DATA SHOWN »
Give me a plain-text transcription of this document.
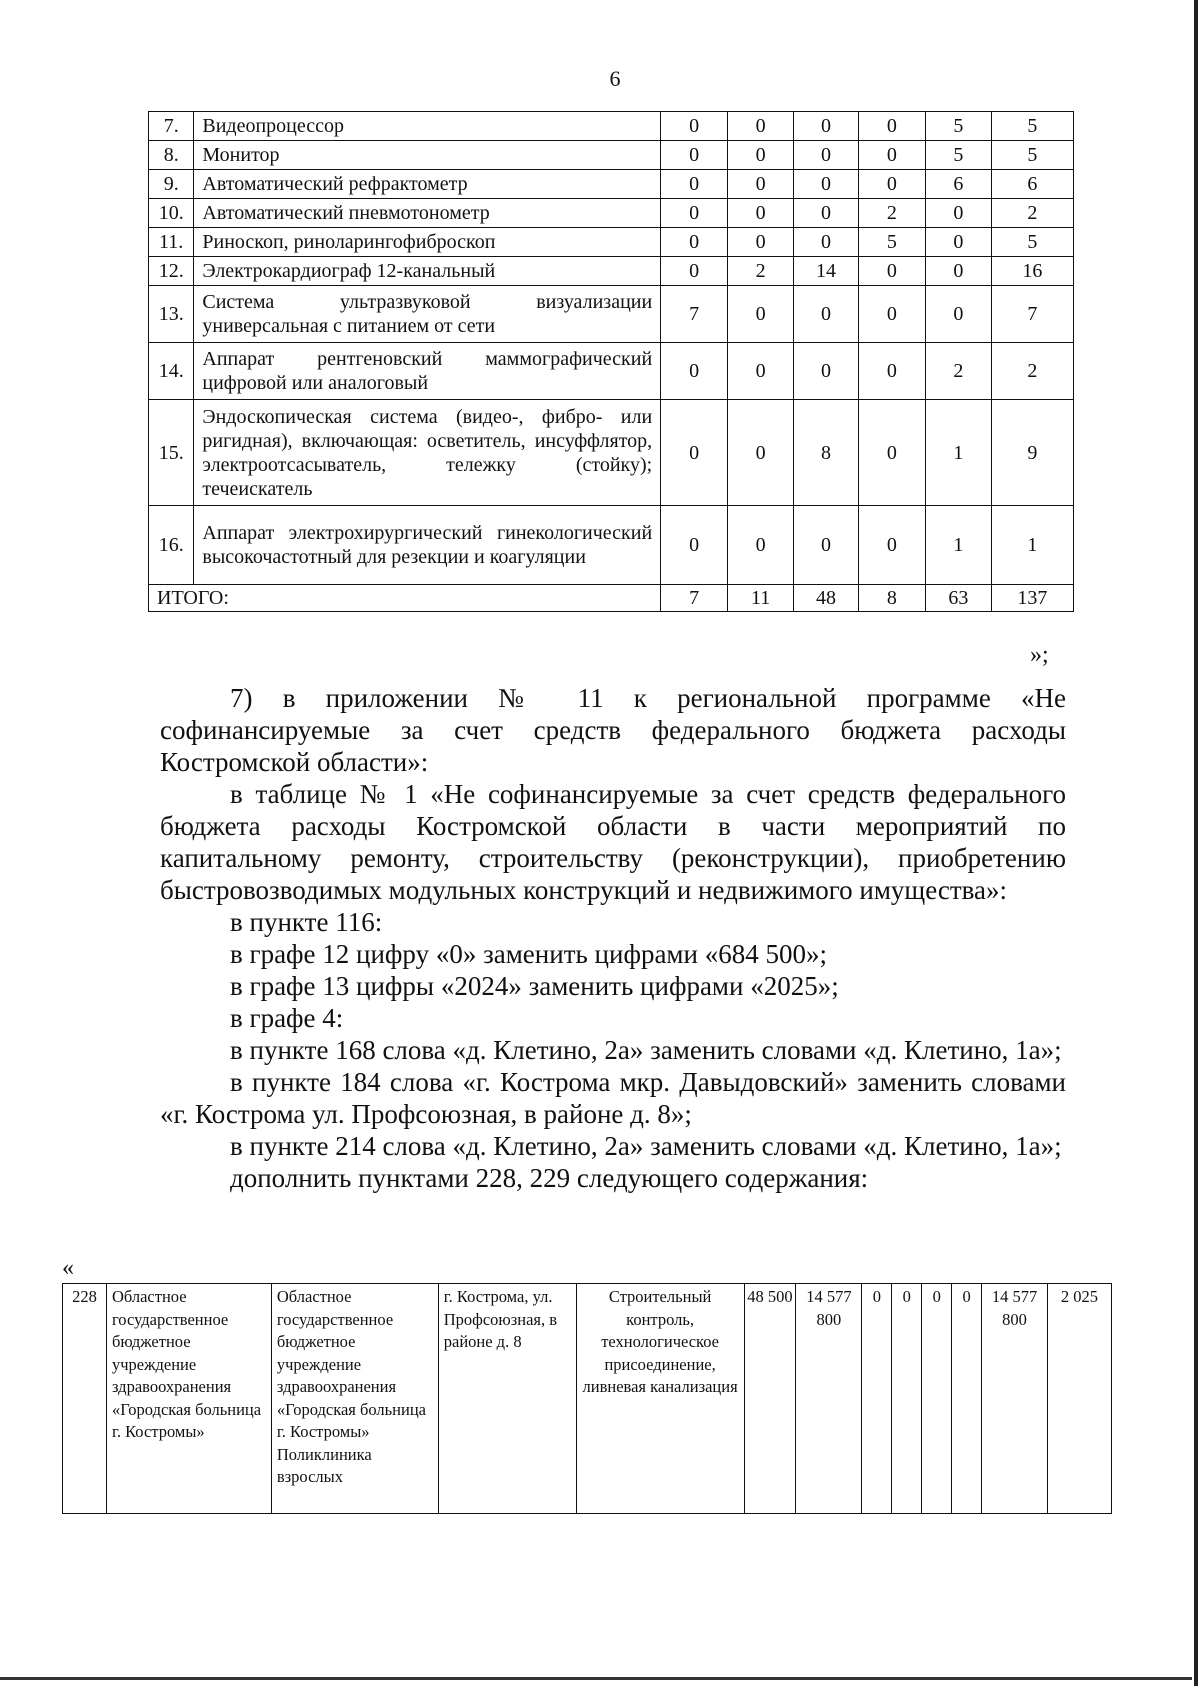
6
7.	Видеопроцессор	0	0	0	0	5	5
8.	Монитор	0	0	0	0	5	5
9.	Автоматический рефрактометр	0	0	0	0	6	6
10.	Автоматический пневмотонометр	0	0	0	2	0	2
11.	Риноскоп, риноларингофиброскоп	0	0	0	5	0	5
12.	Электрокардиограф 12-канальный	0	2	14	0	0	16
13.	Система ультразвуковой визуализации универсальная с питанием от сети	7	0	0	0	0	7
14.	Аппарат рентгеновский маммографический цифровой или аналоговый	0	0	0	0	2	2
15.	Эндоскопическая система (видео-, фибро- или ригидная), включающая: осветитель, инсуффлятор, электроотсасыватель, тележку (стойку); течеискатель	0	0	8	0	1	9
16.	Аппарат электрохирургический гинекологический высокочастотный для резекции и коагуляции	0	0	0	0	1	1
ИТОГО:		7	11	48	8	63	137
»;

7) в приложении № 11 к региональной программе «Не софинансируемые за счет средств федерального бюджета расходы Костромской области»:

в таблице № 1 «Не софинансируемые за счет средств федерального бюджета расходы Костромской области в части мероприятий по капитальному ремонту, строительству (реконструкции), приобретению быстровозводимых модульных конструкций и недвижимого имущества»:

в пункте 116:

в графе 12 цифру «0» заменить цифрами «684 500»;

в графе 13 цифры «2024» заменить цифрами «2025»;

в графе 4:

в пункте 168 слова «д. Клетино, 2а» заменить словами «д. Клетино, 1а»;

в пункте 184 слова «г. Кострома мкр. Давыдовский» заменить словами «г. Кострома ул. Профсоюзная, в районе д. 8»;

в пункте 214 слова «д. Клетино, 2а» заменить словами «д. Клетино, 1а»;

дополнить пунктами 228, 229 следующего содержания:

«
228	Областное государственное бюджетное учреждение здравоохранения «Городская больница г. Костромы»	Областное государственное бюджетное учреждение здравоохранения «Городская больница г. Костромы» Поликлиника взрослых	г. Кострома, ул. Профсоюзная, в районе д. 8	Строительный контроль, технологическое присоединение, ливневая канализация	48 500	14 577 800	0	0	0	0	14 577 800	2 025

TASK BRIEF »
Reproduce all of the entries word for word, skipping any pictures they hold.

SOLUTION »
Give me a plain-text transcription of this document.
6
7.	Видеопроцессор	0	0	0	0	5	5
8.	Монитор	0	0	0	0	5	5
9.	Автоматический рефрактометр	0	0	0	0	6	6
10.	Автоматический пневмотонометр	0	0	0	2	0	2
11.	Риноскоп, риноларингофиброскоп	0	0	0	5	0	5
12.	Электрокардиограф 12-канальный	0	2	14	0	0	16
13.	Система ультразвуковой визуализации универсальная с питанием от сети	7	0	0	0	0	7
14.	Аппарат рентгеновский маммографический цифровой или аналоговый	0	0	0	0	2	2
15.	Эндоскопическая система (видео-, фибро- или ригидная), включающая: осветитель, инсуффлятор, электроотсасыватель, тележку (стойку); течеискатель	0	0	8	0	1	9
16.	Аппарат электрохирургический гинекологический высокочастотный для резекции и коагуляции	0	0	0	0	1	1
ИТОГО:		7	11	48	8	63	137
»;

7) в приложении № 11 к региональной программе «Не софинансируемые за счет средств федерального бюджета расходы Костромской области»:

в таблице № 1 «Не софинансируемые за счет средств федерального бюджета расходы Костромской области в части мероприятий по капитальному ремонту, строительству (реконструкции), приобретению быстровозводимых модульных конструкций и недвижимого имущества»:

в пункте 116:

в графе 12 цифру «0» заменить цифрами «684 500»;

в графе 13 цифры «2024» заменить цифрами «2025»;

в графе 4:

в пункте 168 слова «д. Клетино, 2а» заменить словами «д. Клетино, 1а»;

в пункте 184 слова «г. Кострома мкр. Давыдовский» заменить словами «г. Кострома ул. Профсоюзная, в районе д. 8»;

в пункте 214 слова «д. Клетино, 2а» заменить словами «д. Клетино, 1а»;

дополнить пунктами 228, 229 следующего содержания:

«
228	Областное государственное бюджетное учреждение здравоохранения «Городская больница г. Костромы»	Областное государственное бюджетное учреждение здравоохранения «Городская больница г. Костромы» Поликлиника взрослых	г. Кострома, ул. Профсоюзная, в районе д. 8	Строительный контроль, технологическое присоединение, ливневая канализация	48 500	14 577 800	0	0	0	0	14 577 800	2 025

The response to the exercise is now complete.